>>>>>

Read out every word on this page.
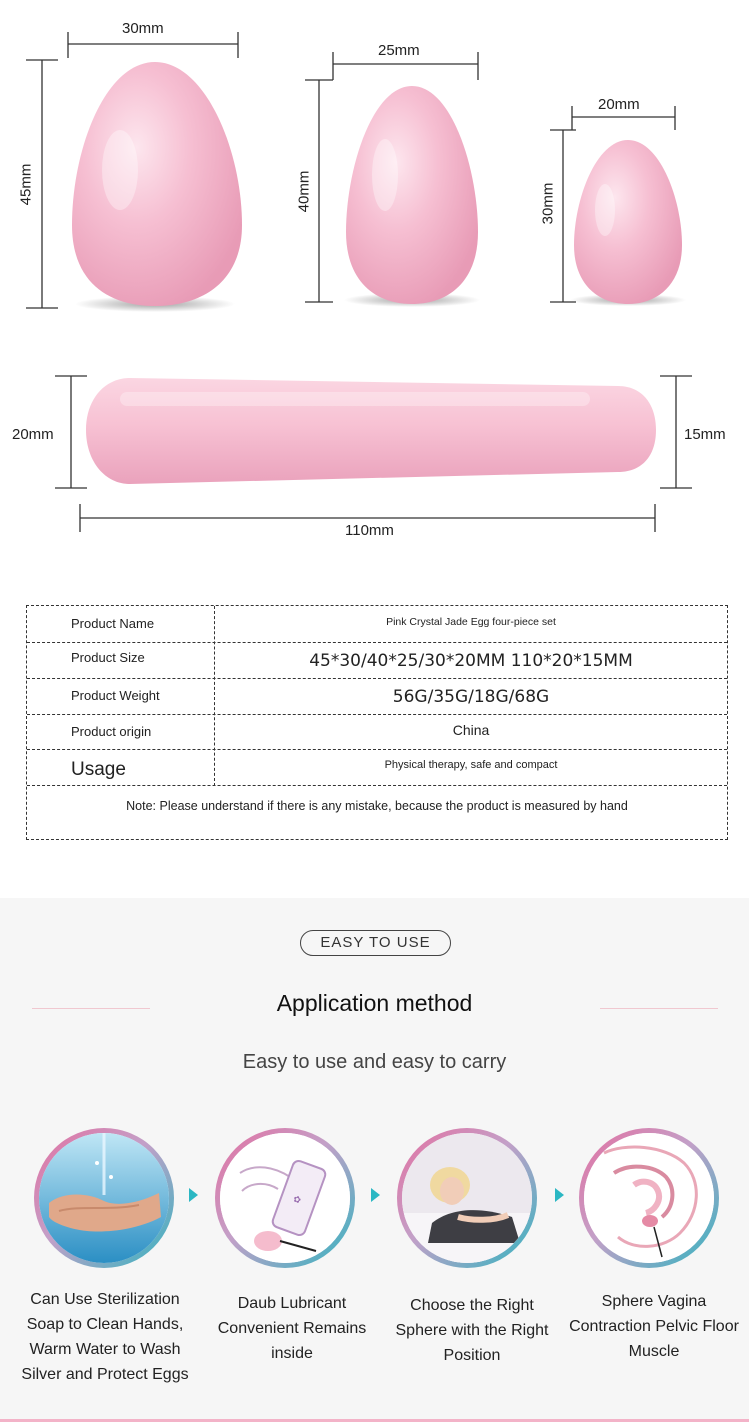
30mm
45mm
25mm
40mm
20mm
30mm
20mm	15mm
110mm
Product Name	Pink Crystal Jade Egg four-piece set
Product Size	45*30/40*25/30*20MM 110*20*15MM
Product Weight	56G/35G/18G/68G
Product origin	China
Usage	Physical therapy, safe and compact
Note: Please understand if there is any mistake, because the product is measured by hand
EASY TO USE
Application method
Easy to use and easy to carry
✿
Can Use Sterilization Soap to Clean Hands, Warm Water to Wash Silver and Protect Eggs
Daub Lubricant Convenient Remains inside
Choose the Right Sphere with the Right Position
Sphere Vagina Contraction Pelvic Floor Muscle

<<<<<

Restate the data above word for word. Do not include the images.

SOLUTION TO THIS TASK:
Read out every word on this page.
30mm
45mm
25mm
40mm
20mm
30mm
20mm	15mm
110mm
Product Name	Pink Crystal Jade Egg four-piece set
Product Size	45*30/40*25/30*20MM 110*20*15MM
Product Weight	56G/35G/18G/68G
Product origin	China
Usage	Physical therapy, safe and compact
Note: Please understand if there is any mistake, because the product is measured by hand
EASY TO USE
Application method
Easy to use and easy to carry
✿
Can Use Sterilization Soap to Clean Hands, Warm Water to Wash Silver and Protect Eggs
Daub Lubricant Convenient Remains inside
Choose the Right Sphere with the Right Position
Sphere Vagina Contraction Pelvic Floor Muscle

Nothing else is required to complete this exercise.